* INPUT RECORDS *

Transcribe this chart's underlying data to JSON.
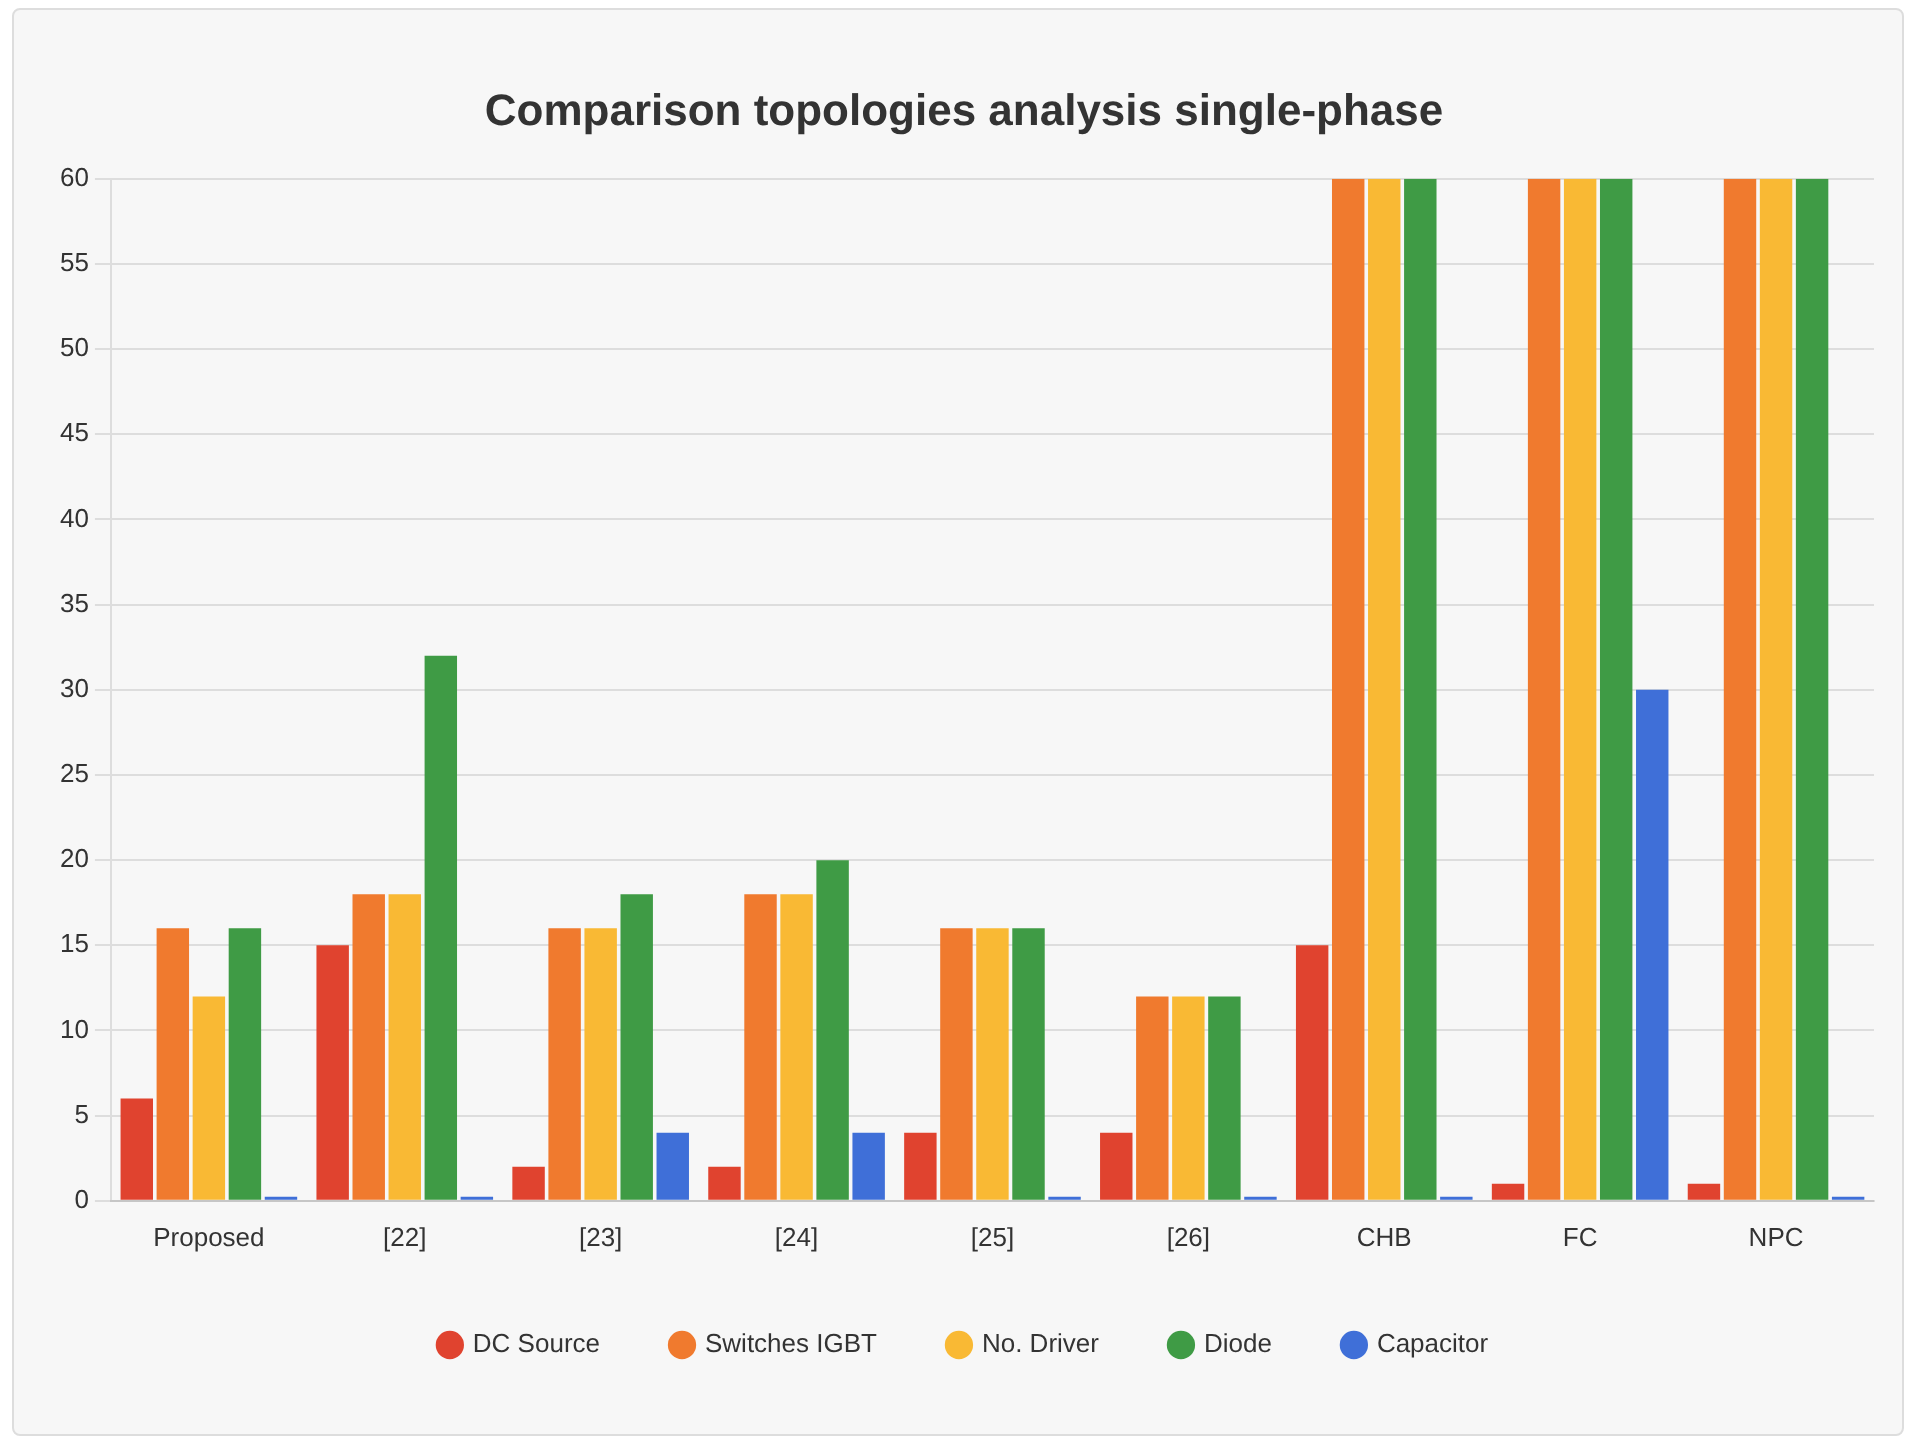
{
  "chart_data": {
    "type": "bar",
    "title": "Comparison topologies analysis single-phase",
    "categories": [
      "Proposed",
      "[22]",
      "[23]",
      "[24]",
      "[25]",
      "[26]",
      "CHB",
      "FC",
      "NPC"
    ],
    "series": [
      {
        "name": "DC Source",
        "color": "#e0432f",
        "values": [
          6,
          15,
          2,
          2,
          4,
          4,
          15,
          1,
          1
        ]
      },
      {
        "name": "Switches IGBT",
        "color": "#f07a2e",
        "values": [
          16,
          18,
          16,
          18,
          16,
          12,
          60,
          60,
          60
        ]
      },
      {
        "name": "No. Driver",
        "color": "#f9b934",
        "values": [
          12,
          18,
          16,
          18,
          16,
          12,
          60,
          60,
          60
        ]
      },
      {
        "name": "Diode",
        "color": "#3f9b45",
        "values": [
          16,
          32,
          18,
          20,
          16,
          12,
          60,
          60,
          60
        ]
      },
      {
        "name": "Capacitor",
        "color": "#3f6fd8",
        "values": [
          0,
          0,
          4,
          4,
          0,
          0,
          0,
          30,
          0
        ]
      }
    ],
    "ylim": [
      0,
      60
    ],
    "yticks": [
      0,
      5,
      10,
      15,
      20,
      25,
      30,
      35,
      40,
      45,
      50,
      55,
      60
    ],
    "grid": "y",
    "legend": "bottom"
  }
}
---
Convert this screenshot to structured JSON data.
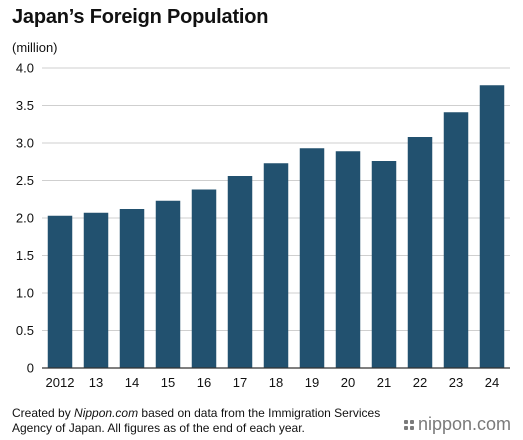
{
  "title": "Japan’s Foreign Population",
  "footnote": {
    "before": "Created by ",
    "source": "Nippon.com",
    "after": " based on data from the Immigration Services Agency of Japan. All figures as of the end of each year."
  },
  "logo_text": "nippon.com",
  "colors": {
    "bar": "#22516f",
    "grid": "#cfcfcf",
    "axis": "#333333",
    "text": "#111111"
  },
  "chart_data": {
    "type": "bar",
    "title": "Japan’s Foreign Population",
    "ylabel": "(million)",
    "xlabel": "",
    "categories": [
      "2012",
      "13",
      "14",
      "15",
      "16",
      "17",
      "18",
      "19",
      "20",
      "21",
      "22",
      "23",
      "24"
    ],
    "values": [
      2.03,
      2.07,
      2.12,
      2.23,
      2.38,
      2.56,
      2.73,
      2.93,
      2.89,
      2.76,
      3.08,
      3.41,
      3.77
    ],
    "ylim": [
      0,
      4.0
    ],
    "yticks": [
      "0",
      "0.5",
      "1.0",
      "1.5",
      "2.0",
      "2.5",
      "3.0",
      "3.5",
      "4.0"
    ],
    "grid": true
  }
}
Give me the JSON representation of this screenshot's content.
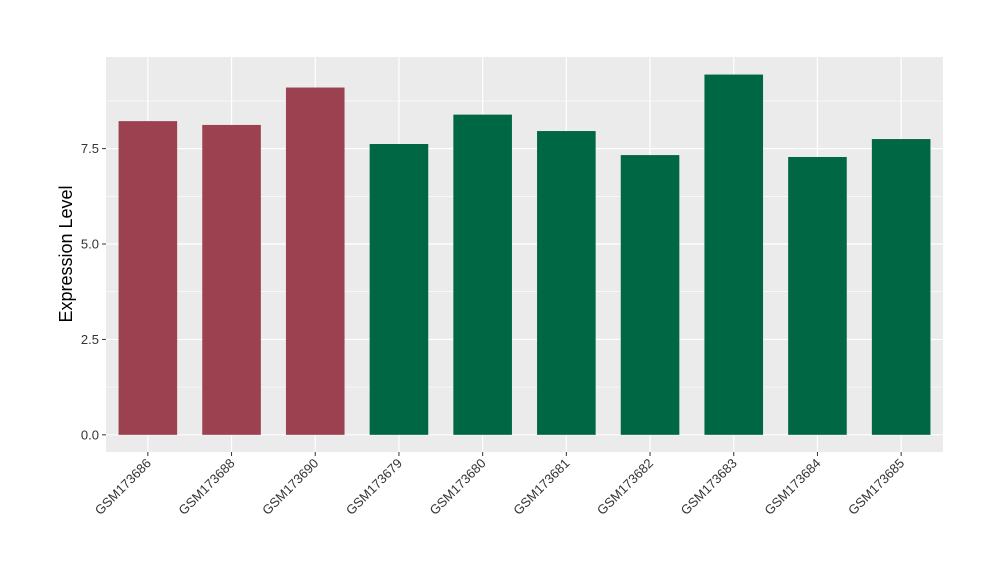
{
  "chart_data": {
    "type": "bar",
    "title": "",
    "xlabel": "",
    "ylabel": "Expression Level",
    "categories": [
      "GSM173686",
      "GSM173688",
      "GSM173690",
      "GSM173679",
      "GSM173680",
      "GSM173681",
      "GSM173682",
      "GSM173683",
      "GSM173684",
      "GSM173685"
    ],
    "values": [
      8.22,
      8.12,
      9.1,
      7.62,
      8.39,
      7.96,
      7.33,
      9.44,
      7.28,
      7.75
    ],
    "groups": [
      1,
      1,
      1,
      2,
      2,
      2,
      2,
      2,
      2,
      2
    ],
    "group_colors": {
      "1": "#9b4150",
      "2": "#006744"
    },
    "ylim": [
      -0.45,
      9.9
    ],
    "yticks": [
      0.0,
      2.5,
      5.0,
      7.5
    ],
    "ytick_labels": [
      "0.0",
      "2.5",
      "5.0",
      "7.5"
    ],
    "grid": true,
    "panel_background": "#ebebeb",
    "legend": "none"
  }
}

* WHAT THE TASK REQUIRES *
Find all lines with "title" in them and copy each one.

* ANSWER TO THE TASK *
    "title": "Comparison topologies analysis single-phase",
  "title": "Japan’s Foreign Population",
    "title": "Japan’s Foreign Population",
    "title": "",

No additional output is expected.